Search the data below for the word "surplus" and copy each line that holds it.

[Data tied to figure images]
::::

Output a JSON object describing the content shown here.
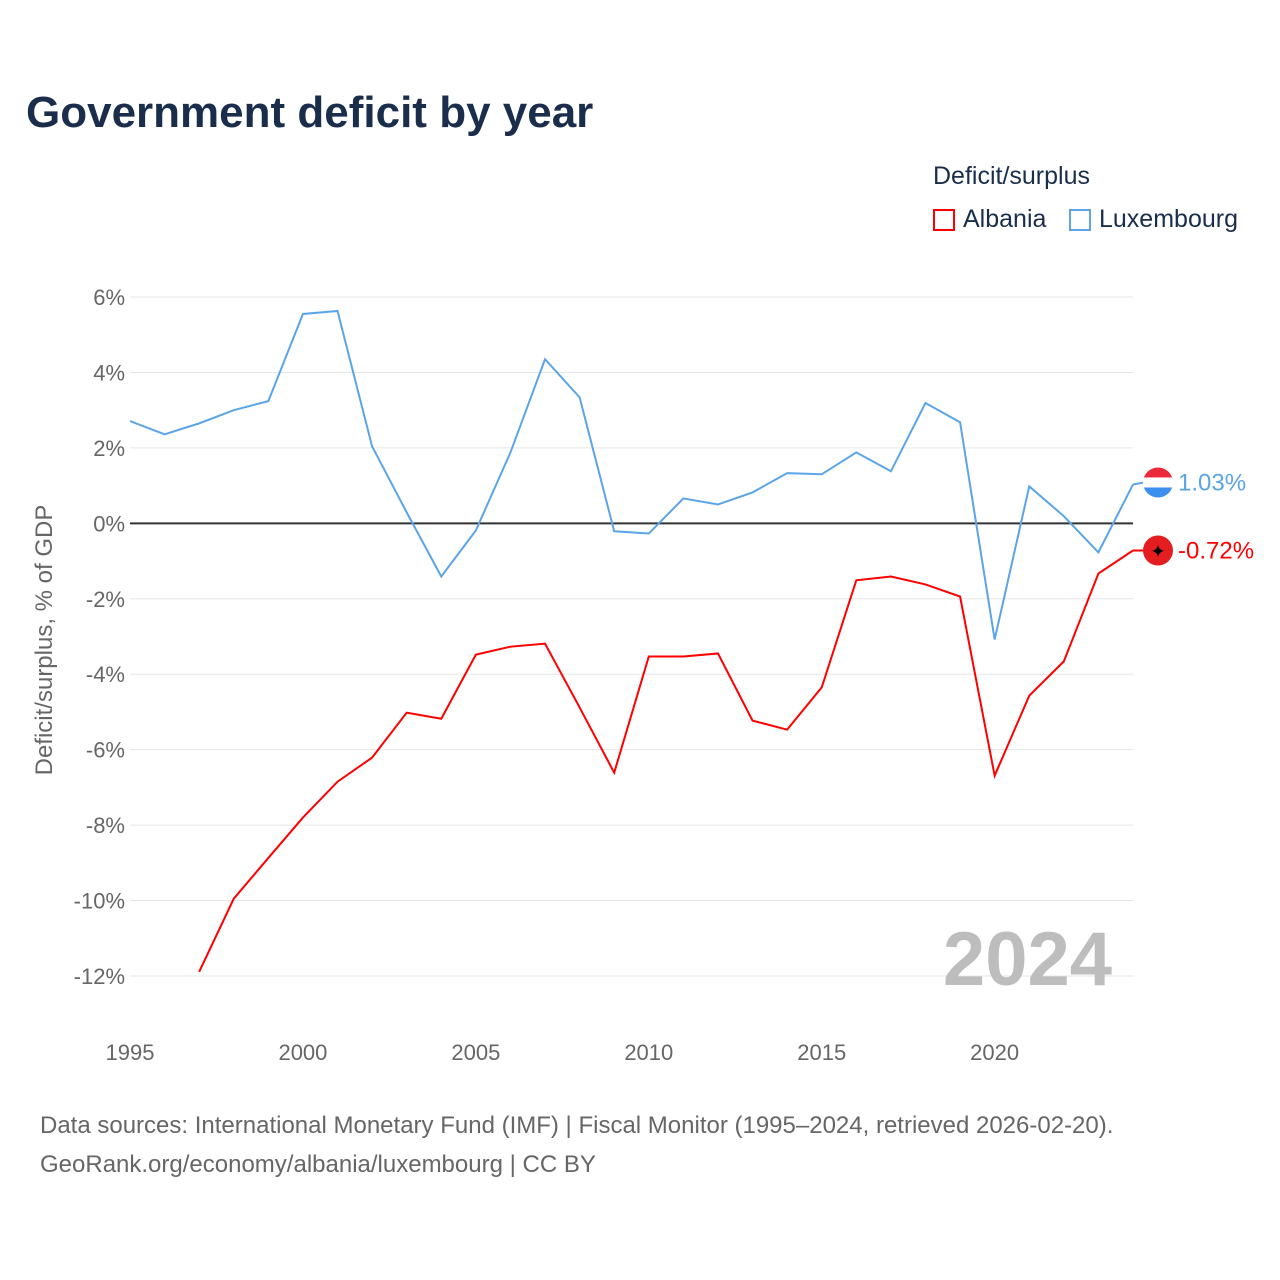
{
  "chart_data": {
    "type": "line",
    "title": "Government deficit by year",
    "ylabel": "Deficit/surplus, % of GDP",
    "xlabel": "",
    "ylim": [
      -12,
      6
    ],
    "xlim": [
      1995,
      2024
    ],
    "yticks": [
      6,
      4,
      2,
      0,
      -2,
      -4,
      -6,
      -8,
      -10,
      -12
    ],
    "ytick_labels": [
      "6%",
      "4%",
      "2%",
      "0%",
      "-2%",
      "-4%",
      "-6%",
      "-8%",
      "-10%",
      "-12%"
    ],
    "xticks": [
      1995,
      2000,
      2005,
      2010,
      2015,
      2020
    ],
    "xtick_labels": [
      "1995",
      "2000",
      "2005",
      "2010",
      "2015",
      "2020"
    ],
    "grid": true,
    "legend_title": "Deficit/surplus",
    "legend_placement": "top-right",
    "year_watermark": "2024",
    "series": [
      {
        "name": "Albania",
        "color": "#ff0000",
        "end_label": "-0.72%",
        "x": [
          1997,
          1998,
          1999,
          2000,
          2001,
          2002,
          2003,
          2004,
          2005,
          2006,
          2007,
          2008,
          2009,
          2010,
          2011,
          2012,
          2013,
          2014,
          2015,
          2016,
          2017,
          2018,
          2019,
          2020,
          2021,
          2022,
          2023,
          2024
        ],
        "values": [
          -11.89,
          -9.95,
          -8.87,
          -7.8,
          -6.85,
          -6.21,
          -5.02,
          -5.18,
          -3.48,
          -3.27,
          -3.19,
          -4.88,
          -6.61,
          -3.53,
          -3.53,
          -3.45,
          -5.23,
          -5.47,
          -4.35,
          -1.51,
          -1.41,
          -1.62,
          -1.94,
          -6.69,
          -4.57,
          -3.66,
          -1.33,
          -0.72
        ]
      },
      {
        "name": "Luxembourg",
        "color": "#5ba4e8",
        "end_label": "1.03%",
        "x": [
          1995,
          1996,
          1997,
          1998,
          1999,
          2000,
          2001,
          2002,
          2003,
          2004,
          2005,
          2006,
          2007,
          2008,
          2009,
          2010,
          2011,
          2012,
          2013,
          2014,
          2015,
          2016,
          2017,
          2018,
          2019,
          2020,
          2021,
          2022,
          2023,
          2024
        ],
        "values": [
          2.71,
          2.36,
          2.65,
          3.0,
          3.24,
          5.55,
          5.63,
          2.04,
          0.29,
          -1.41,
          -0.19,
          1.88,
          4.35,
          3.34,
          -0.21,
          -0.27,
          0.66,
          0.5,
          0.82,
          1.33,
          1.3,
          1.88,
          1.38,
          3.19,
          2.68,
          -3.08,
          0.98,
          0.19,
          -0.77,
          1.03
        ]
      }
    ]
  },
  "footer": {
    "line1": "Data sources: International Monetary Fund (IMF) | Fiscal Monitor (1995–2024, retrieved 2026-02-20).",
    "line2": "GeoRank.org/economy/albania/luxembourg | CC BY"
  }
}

::::

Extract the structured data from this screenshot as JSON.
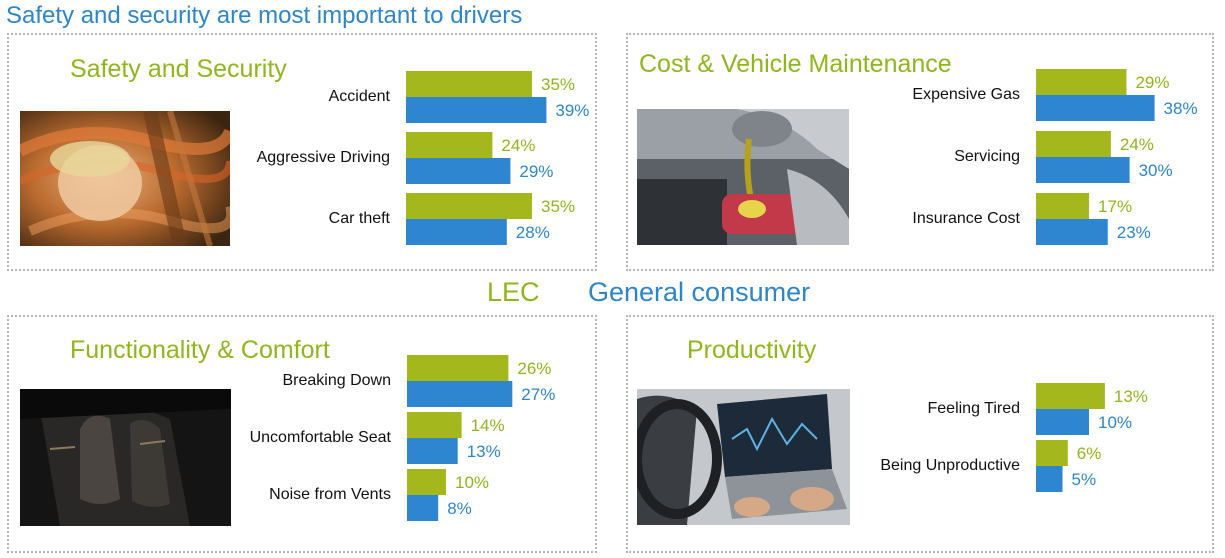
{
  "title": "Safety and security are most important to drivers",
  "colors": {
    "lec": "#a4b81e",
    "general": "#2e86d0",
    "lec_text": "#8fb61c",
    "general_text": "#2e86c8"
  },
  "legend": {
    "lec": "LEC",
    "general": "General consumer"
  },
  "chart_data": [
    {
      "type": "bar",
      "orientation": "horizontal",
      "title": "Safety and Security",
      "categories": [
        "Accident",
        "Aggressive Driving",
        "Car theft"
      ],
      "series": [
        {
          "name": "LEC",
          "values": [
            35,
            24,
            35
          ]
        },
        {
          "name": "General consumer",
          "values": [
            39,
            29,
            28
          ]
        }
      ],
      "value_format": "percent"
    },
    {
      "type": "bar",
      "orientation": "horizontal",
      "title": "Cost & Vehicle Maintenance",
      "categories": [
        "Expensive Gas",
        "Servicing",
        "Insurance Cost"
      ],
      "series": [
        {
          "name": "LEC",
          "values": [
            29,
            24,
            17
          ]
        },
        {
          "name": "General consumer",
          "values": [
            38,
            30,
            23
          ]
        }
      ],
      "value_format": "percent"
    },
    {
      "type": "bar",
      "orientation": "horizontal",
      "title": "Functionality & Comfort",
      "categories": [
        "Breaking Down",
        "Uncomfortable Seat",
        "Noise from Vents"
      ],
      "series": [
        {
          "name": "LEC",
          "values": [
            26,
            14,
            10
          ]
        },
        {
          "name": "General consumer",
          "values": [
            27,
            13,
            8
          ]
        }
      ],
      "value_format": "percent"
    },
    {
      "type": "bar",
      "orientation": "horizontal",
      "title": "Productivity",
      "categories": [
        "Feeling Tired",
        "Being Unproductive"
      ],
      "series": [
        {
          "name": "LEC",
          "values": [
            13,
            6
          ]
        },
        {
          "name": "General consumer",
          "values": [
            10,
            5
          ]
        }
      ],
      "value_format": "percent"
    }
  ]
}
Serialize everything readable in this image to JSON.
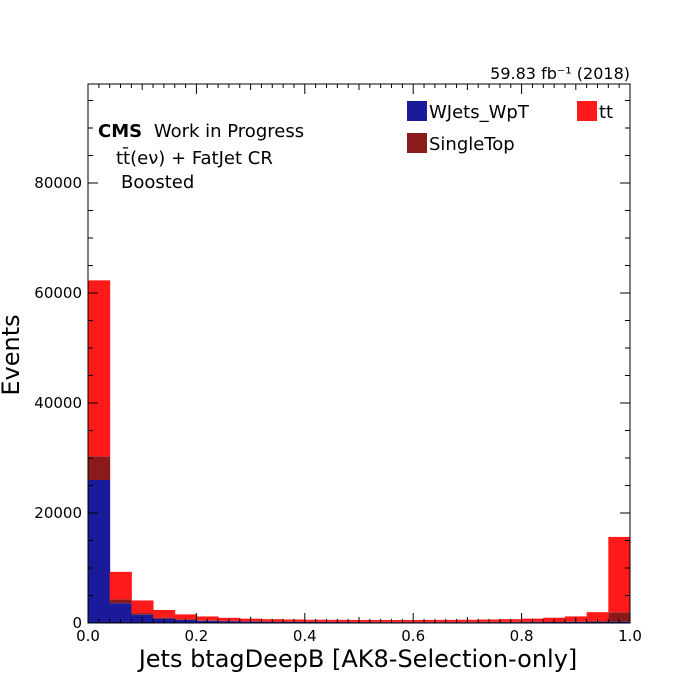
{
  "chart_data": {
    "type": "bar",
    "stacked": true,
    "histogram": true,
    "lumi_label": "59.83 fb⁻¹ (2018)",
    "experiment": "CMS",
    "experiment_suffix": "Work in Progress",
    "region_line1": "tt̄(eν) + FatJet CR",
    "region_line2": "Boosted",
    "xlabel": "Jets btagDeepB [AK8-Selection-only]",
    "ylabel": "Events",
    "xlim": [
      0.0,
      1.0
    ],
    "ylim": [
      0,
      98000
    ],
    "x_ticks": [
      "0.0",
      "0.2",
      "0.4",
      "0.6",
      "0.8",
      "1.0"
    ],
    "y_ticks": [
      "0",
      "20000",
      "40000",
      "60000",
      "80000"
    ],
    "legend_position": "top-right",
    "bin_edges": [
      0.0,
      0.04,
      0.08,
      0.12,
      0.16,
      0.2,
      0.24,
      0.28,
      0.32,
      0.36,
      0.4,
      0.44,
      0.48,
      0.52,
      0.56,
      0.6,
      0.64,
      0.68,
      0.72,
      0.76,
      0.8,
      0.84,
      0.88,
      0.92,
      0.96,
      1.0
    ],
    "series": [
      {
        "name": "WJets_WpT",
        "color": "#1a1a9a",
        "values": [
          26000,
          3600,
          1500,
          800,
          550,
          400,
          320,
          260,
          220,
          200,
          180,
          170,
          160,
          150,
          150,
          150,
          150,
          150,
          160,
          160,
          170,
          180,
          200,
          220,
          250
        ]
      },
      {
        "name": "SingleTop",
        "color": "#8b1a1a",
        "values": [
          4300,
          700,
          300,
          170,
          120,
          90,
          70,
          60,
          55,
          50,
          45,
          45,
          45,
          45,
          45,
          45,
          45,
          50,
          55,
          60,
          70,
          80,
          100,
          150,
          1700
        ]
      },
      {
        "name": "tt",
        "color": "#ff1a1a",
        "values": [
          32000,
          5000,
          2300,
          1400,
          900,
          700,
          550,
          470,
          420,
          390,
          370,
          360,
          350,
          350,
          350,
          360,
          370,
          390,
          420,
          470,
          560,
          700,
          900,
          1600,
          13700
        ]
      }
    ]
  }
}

::::

Finished task:
    "ylabel": "Deficit/surplus, % of GDP",
    "legend_title": "Deficit/surplus",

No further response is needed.